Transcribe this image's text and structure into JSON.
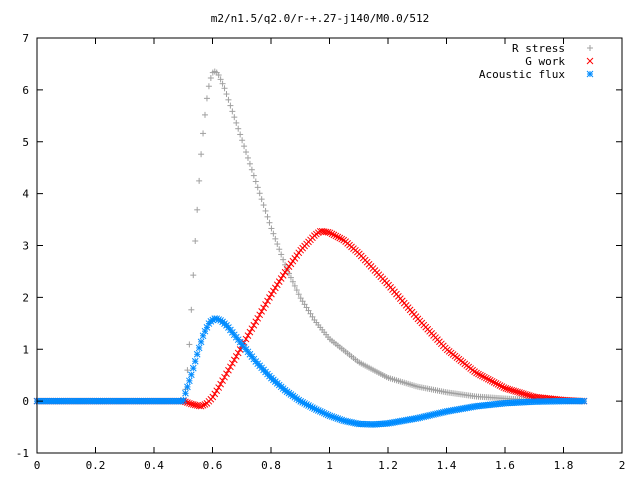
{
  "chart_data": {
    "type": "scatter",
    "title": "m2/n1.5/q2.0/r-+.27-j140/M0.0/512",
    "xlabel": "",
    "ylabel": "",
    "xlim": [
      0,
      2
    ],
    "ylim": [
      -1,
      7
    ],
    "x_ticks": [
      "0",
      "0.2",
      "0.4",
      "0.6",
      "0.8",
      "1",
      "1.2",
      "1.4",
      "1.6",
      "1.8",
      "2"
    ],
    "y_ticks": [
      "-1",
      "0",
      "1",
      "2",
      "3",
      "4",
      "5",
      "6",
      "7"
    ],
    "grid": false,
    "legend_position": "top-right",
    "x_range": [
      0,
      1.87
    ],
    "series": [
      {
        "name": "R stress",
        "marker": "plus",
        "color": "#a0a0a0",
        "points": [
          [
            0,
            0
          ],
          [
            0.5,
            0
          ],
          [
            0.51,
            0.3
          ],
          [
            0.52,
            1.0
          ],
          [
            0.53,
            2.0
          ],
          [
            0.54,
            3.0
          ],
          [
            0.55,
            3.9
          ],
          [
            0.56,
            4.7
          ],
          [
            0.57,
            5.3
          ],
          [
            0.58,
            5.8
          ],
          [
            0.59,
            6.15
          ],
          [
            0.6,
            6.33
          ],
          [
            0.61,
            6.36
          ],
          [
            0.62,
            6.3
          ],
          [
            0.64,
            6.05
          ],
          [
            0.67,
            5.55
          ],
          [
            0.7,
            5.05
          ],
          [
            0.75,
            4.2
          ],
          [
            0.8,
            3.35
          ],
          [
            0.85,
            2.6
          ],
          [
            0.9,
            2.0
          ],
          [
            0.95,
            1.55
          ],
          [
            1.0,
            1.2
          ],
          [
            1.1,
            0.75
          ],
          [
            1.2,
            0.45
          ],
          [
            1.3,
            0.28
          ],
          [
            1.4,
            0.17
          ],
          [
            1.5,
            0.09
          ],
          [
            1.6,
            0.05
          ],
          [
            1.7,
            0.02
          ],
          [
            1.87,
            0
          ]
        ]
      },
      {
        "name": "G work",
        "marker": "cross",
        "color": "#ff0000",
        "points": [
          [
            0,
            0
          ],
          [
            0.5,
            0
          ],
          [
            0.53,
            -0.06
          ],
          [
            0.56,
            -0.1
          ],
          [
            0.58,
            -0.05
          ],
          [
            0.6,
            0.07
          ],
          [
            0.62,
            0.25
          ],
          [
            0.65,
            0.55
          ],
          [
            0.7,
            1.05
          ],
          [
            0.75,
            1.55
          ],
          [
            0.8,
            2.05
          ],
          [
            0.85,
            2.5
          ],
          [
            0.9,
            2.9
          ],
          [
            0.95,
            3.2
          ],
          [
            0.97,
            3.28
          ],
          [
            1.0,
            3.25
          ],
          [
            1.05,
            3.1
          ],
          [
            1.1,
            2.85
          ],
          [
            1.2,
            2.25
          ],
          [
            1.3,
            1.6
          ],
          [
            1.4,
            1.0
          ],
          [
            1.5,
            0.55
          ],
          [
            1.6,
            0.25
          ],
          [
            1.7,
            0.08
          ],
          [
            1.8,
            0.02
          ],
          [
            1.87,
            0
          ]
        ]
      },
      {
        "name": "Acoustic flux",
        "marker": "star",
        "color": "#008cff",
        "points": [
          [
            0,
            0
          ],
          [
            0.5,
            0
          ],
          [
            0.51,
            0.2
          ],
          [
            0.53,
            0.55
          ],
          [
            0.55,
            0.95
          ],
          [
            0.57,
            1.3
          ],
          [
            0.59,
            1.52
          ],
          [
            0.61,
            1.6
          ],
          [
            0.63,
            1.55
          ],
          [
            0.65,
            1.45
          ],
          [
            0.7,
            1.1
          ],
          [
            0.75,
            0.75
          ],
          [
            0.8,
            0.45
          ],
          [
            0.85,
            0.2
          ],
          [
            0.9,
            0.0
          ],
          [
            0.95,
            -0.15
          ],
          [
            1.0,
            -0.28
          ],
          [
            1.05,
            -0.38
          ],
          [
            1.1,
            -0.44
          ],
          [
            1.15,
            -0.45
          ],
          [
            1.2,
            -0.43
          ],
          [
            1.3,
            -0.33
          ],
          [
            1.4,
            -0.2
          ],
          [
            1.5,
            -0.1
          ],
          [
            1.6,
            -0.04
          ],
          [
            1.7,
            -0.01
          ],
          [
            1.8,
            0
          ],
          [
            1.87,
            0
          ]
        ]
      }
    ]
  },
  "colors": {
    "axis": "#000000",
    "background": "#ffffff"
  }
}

:::::

• **EXERCISE**
Drop the images and quote the entries word for word.

• **EXERCISE ANSWER**
Transcribe this image's text and structure into JSON.
{
  "chart_data": {
    "type": "scatter",
    "title": "m2/n1.5/q2.0/r-+.27-j140/M0.0/512",
    "xlabel": "",
    "ylabel": "",
    "xlim": [
      0,
      2
    ],
    "ylim": [
      -1,
      7
    ],
    "x_ticks": [
      "0",
      "0.2",
      "0.4",
      "0.6",
      "0.8",
      "1",
      "1.2",
      "1.4",
      "1.6",
      "1.8",
      "2"
    ],
    "y_ticks": [
      "-1",
      "0",
      "1",
      "2",
      "3",
      "4",
      "5",
      "6",
      "7"
    ],
    "grid": false,
    "legend_position": "top-right",
    "x_range": [
      0,
      1.87
    ],
    "series": [
      {
        "name": "R stress",
        "marker": "plus",
        "color": "#a0a0a0",
        "points": [
          [
            0,
            0
          ],
          [
            0.5,
            0
          ],
          [
            0.51,
            0.3
          ],
          [
            0.52,
            1.0
          ],
          [
            0.53,
            2.0
          ],
          [
            0.54,
            3.0
          ],
          [
            0.55,
            3.9
          ],
          [
            0.56,
            4.7
          ],
          [
            0.57,
            5.3
          ],
          [
            0.58,
            5.8
          ],
          [
            0.59,
            6.15
          ],
          [
            0.6,
            6.33
          ],
          [
            0.61,
            6.36
          ],
          [
            0.62,
            6.3
          ],
          [
            0.64,
            6.05
          ],
          [
            0.67,
            5.55
          ],
          [
            0.7,
            5.05
          ],
          [
            0.75,
            4.2
          ],
          [
            0.8,
            3.35
          ],
          [
            0.85,
            2.6
          ],
          [
            0.9,
            2.0
          ],
          [
            0.95,
            1.55
          ],
          [
            1.0,
            1.2
          ],
          [
            1.1,
            0.75
          ],
          [
            1.2,
            0.45
          ],
          [
            1.3,
            0.28
          ],
          [
            1.4,
            0.17
          ],
          [
            1.5,
            0.09
          ],
          [
            1.6,
            0.05
          ],
          [
            1.7,
            0.02
          ],
          [
            1.87,
            0
          ]
        ]
      },
      {
        "name": "G work",
        "marker": "cross",
        "color": "#ff0000",
        "points": [
          [
            0,
            0
          ],
          [
            0.5,
            0
          ],
          [
            0.53,
            -0.06
          ],
          [
            0.56,
            -0.1
          ],
          [
            0.58,
            -0.05
          ],
          [
            0.6,
            0.07
          ],
          [
            0.62,
            0.25
          ],
          [
            0.65,
            0.55
          ],
          [
            0.7,
            1.05
          ],
          [
            0.75,
            1.55
          ],
          [
            0.8,
            2.05
          ],
          [
            0.85,
            2.5
          ],
          [
            0.9,
            2.9
          ],
          [
            0.95,
            3.2
          ],
          [
            0.97,
            3.28
          ],
          [
            1.0,
            3.25
          ],
          [
            1.05,
            3.1
          ],
          [
            1.1,
            2.85
          ],
          [
            1.2,
            2.25
          ],
          [
            1.3,
            1.6
          ],
          [
            1.4,
            1.0
          ],
          [
            1.5,
            0.55
          ],
          [
            1.6,
            0.25
          ],
          [
            1.7,
            0.08
          ],
          [
            1.8,
            0.02
          ],
          [
            1.87,
            0
          ]
        ]
      },
      {
        "name": "Acoustic flux",
        "marker": "star",
        "color": "#008cff",
        "points": [
          [
            0,
            0
          ],
          [
            0.5,
            0
          ],
          [
            0.51,
            0.2
          ],
          [
            0.53,
            0.55
          ],
          [
            0.55,
            0.95
          ],
          [
            0.57,
            1.3
          ],
          [
            0.59,
            1.52
          ],
          [
            0.61,
            1.6
          ],
          [
            0.63,
            1.55
          ],
          [
            0.65,
            1.45
          ],
          [
            0.7,
            1.1
          ],
          [
            0.75,
            0.75
          ],
          [
            0.8,
            0.45
          ],
          [
            0.85,
            0.2
          ],
          [
            0.9,
            0.0
          ],
          [
            0.95,
            -0.15
          ],
          [
            1.0,
            -0.28
          ],
          [
            1.05,
            -0.38
          ],
          [
            1.1,
            -0.44
          ],
          [
            1.15,
            -0.45
          ],
          [
            1.2,
            -0.43
          ],
          [
            1.3,
            -0.33
          ],
          [
            1.4,
            -0.2
          ],
          [
            1.5,
            -0.1
          ],
          [
            1.6,
            -0.04
          ],
          [
            1.7,
            -0.01
          ],
          [
            1.8,
            0
          ],
          [
            1.87,
            0
          ]
        ]
      }
    ]
  },
  "colors": {
    "axis": "#000000",
    "background": "#ffffff"
  }
}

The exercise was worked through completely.